▶ **Directions for this task**: Output all of the entries below precisely as written.

::: Input data :::

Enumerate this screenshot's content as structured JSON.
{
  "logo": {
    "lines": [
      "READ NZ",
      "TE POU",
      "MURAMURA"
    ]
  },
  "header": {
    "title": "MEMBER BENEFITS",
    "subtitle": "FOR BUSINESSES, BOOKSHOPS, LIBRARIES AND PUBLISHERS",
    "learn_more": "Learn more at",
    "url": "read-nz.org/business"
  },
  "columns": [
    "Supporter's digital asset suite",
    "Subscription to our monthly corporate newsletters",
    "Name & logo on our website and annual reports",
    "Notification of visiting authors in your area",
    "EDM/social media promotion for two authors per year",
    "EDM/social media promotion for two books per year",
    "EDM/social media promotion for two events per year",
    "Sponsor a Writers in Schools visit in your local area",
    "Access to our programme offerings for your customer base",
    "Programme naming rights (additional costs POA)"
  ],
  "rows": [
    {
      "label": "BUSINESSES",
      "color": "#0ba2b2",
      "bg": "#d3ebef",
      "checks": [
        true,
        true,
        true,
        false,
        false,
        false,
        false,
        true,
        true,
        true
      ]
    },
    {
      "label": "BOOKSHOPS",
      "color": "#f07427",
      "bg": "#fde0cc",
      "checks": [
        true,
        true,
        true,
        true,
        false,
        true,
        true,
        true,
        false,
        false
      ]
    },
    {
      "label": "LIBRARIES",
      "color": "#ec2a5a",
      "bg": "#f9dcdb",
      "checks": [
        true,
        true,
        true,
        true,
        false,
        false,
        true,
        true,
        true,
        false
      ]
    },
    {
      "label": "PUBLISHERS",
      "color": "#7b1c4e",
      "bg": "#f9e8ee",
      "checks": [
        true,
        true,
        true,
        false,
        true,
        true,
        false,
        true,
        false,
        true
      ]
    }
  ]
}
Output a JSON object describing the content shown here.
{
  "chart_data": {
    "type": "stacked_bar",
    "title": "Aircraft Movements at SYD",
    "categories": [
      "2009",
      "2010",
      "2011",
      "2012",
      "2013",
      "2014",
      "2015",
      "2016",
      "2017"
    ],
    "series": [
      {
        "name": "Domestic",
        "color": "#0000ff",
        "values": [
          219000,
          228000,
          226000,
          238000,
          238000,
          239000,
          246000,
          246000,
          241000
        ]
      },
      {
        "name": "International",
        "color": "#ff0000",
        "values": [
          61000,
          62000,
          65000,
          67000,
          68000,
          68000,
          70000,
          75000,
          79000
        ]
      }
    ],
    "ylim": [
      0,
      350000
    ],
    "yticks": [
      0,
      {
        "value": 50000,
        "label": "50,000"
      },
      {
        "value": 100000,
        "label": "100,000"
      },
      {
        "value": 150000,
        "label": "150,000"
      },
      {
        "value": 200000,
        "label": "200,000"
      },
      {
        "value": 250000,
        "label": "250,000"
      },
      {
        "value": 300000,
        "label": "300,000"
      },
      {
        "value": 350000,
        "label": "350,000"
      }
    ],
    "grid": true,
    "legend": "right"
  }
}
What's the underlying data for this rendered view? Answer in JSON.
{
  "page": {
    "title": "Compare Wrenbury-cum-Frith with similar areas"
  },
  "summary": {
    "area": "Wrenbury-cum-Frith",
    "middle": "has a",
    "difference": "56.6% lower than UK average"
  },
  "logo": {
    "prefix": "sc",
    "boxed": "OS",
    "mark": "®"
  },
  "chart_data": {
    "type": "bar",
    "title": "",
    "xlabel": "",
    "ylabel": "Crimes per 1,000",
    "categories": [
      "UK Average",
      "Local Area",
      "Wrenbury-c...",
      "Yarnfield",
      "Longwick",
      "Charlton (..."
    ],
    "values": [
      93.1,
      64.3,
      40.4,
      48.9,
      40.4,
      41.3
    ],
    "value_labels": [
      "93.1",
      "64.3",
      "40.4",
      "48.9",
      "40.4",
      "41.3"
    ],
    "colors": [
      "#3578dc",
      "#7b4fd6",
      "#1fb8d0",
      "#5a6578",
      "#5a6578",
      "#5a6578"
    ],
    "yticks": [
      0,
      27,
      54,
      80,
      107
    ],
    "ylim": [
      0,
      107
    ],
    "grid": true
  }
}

:::

▶ **Task answer**:
Enumerate this screenshot's content as structured JSON.
{
  "logo": {
    "lines": [
      "READ NZ",
      "TE POU",
      "MURAMURA"
    ]
  },
  "header": {
    "title": "MEMBER BENEFITS",
    "subtitle": "FOR BUSINESSES, BOOKSHOPS, LIBRARIES AND PUBLISHERS",
    "learn_more": "Learn more at",
    "url": "read-nz.org/business"
  },
  "columns": [
    "Supporter's digital asset suite",
    "Subscription to our monthly corporate newsletters",
    "Name & logo on our website and annual reports",
    "Notification of visiting authors in your area",
    "EDM/social media promotion for two authors per year",
    "EDM/social media promotion for two books per year",
    "EDM/social media promotion for two events per year",
    "Sponsor a Writers in Schools visit in your local area",
    "Access to our programme offerings for your customer base",
    "Programme naming rights (additional costs POA)"
  ],
  "rows": [
    {
      "label": "BUSINESSES",
      "color": "#0ba2b2",
      "bg": "#d3ebef",
      "checks": [
        true,
        true,
        true,
        false,
        false,
        false,
        false,
        true,
        true,
        true
      ]
    },
    {
      "label": "BOOKSHOPS",
      "color": "#f07427",
      "bg": "#fde0cc",
      "checks": [
        true,
        true,
        true,
        true,
        false,
        true,
        true,
        true,
        false,
        false
      ]
    },
    {
      "label": "LIBRARIES",
      "color": "#ec2a5a",
      "bg": "#f9dcdb",
      "checks": [
        true,
        true,
        true,
        true,
        false,
        false,
        true,
        true,
        true,
        false
      ]
    },
    {
      "label": "PUBLISHERS",
      "color": "#7b1c4e",
      "bg": "#f9e8ee",
      "checks": [
        true,
        true,
        true,
        false,
        true,
        true,
        false,
        true,
        false,
        true
      ]
    }
  ]
}
Output a JSON object describing the content shown here.
{
  "chart_data": {
    "type": "stacked_bar",
    "title": "Aircraft Movements at SYD",
    "categories": [
      "2009",
      "2010",
      "2011",
      "2012",
      "2013",
      "2014",
      "2015",
      "2016",
      "2017"
    ],
    "series": [
      {
        "name": "Domestic",
        "color": "#0000ff",
        "values": [
          219000,
          228000,
          226000,
          238000,
          238000,
          239000,
          246000,
          246000,
          241000
        ]
      },
      {
        "name": "International",
        "color": "#ff0000",
        "values": [
          61000,
          62000,
          65000,
          67000,
          68000,
          68000,
          70000,
          75000,
          79000
        ]
      }
    ],
    "ylim": [
      0,
      350000
    ],
    "yticks": [
      0,
      {
        "value": 50000,
        "label": "50,000"
      },
      {
        "value": 100000,
        "label": "100,000"
      },
      {
        "value": 150000,
        "label": "150,000"
      },
      {
        "value": 200000,
        "label": "200,000"
      },
      {
        "value": 250000,
        "label": "250,000"
      },
      {
        "value": 300000,
        "label": "300,000"
      },
      {
        "value": 350000,
        "label": "350,000"
      }
    ],
    "grid": true,
    "legend": "right"
  }
}
What's the underlying data for this rendered view? Answer in JSON.
{
  "page": {
    "title": "Compare Wrenbury-cum-Frith with similar areas"
  },
  "summary": {
    "area": "Wrenbury-cum-Frith",
    "middle": "has a",
    "difference": "56.6% lower than UK average"
  },
  "logo": {
    "prefix": "sc",
    "boxed": "OS",
    "mark": "®"
  },
  "chart_data": {
    "type": "bar",
    "title": "",
    "xlabel": "",
    "ylabel": "Crimes per 1,000",
    "categories": [
      "UK Average",
      "Local Area",
      "Wrenbury-c...",
      "Yarnfield",
      "Longwick",
      "Charlton (..."
    ],
    "values": [
      93.1,
      64.3,
      40.4,
      48.9,
      40.4,
      41.3
    ],
    "value_labels": [
      "93.1",
      "64.3",
      "40.4",
      "48.9",
      "40.4",
      "41.3"
    ],
    "colors": [
      "#3578dc",
      "#7b4fd6",
      "#1fb8d0",
      "#5a6578",
      "#5a6578",
      "#5a6578"
    ],
    "yticks": [
      0,
      27,
      54,
      80,
      107
    ],
    "ylim": [
      0,
      107
    ],
    "grid": true
  }
}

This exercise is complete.